_GIVEN INSTRUCTION_: Each entry that follows is to be retyped exactly. Pictures do not belong in the copy.

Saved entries
******
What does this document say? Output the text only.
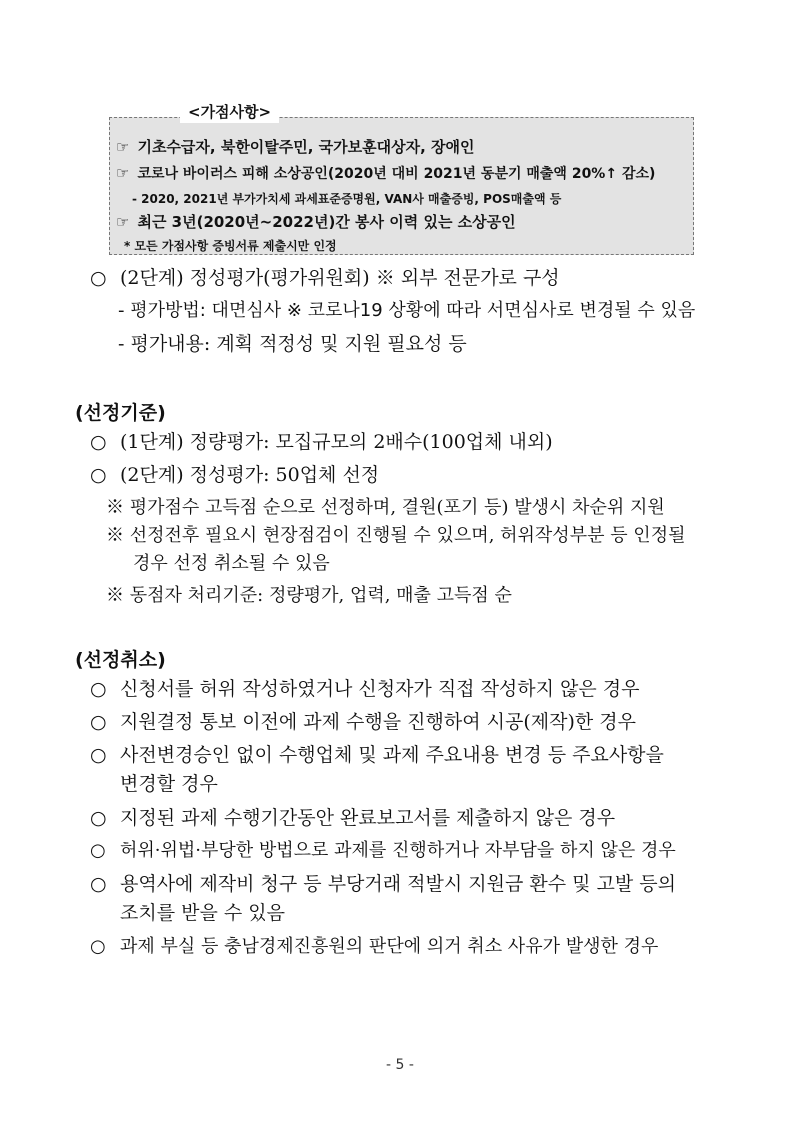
☞ 기초수급자, 북한이탈주민, 국가보훈대상자, 장애인
☞ 코로나 바이러스 피해 소상공인(2020년 대비 2021년 동분기 매출액 20%↑ 감소)
- 2020, 2021년 부가가치세 과세표준증명원, VAN사 매출증빙, POS매출액 등
☞ 최근 3년(2020년~2022년)간 봉사 이력 있는 소상공인
* 모든 가점사항 증빙서류 제출시만 인정
<가점사항>
○ (2단계) 정성평가(평가위원회) ※ 외부 전문가로 구성
- 평가방법: 대면심사 ※ 코로나19 상황에 따라 서면심사로 변경될 수 있음
- 평가내용: 계획 적정성 및 지원 필요성 등
(선정기준)
○ (1단계) 정량평가: 모집규모의 2배수(100업체 내외)
○ (2단계) 정성평가: 50업체 선정
※ 평가점수 고득점 순으로 선정하며, 결원(포기 등) 발생시 차순위 지원
※ 선정전후 필요시 현장점검이 진행될 수 있으며, 허위작성부분 등 인정될
경우 선정 취소될 수 있음
※ 동점자 처리기준: 정량평가, 업력, 매출 고득점 순
(선정취소)
○ 신청서를 허위 작성하였거나 신청자가 직접 작성하지 않은 경우
○ 지원결정 통보 이전에 과제 수행을 진행하여 시공(제작)한 경우
○ 사전변경승인 없이 수행업체 및 과제 주요내용 변경 등 주요사항을
변경할 경우
○ 지정된 과제 수행기간동안 완료보고서를 제출하지 않은 경우
○ 허위·위법·부당한 방법으로 과제를 진행하거나 자부담을 하지 않은 경우
○ 용역사에 제작비 청구 등 부당거래 적발시 지원금 환수 및 고발 등의
조치를 받을 수 있음
○ 과제 부실 등 충남경제진흥원의 판단에 의거 취소 사유가 발생한 경우
- 5 -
******
_COMPLETE RESPONSE_:
What does this document say? Output the text only.
☞ 기초수급자, 북한이탈주민, 국가보훈대상자, 장애인
☞ 코로나 바이러스 피해 소상공인(2020년 대비 2021년 동분기 매출액 20%↑ 감소)
- 2020, 2021년 부가가치세 과세표준증명원, VAN사 매출증빙, POS매출액 등
☞ 최근 3년(2020년~2022년)간 봉사 이력 있는 소상공인
* 모든 가점사항 증빙서류 제출시만 인정
<가점사항>
○ (2단계) 정성평가(평가위원회) ※ 외부 전문가로 구성
- 평가방법: 대면심사 ※ 코로나19 상황에 따라 서면심사로 변경될 수 있음
- 평가내용: 계획 적정성 및 지원 필요성 등
(선정기준)
○ (1단계) 정량평가: 모집규모의 2배수(100업체 내외)
○ (2단계) 정성평가: 50업체 선정
※ 평가점수 고득점 순으로 선정하며, 결원(포기 등) 발생시 차순위 지원
※ 선정전후 필요시 현장점검이 진행될 수 있으며, 허위작성부분 등 인정될
경우 선정 취소될 수 있음
※ 동점자 처리기준: 정량평가, 업력, 매출 고득점 순
(선정취소)
○ 신청서를 허위 작성하였거나 신청자가 직접 작성하지 않은 경우
○ 지원결정 통보 이전에 과제 수행을 진행하여 시공(제작)한 경우
○ 사전변경승인 없이 수행업체 및 과제 주요내용 변경 등 주요사항을
변경할 경우
○ 지정된 과제 수행기간동안 완료보고서를 제출하지 않은 경우
○ 허위·위법·부당한 방법으로 과제를 진행하거나 자부담을 하지 않은 경우
○ 용역사에 제작비 청구 등 부당거래 적발시 지원금 환수 및 고발 등의
조치를 받을 수 있음
○ 과제 부실 등 충남경제진흥원의 판단에 의거 취소 사유가 발생한 경우
- 5 -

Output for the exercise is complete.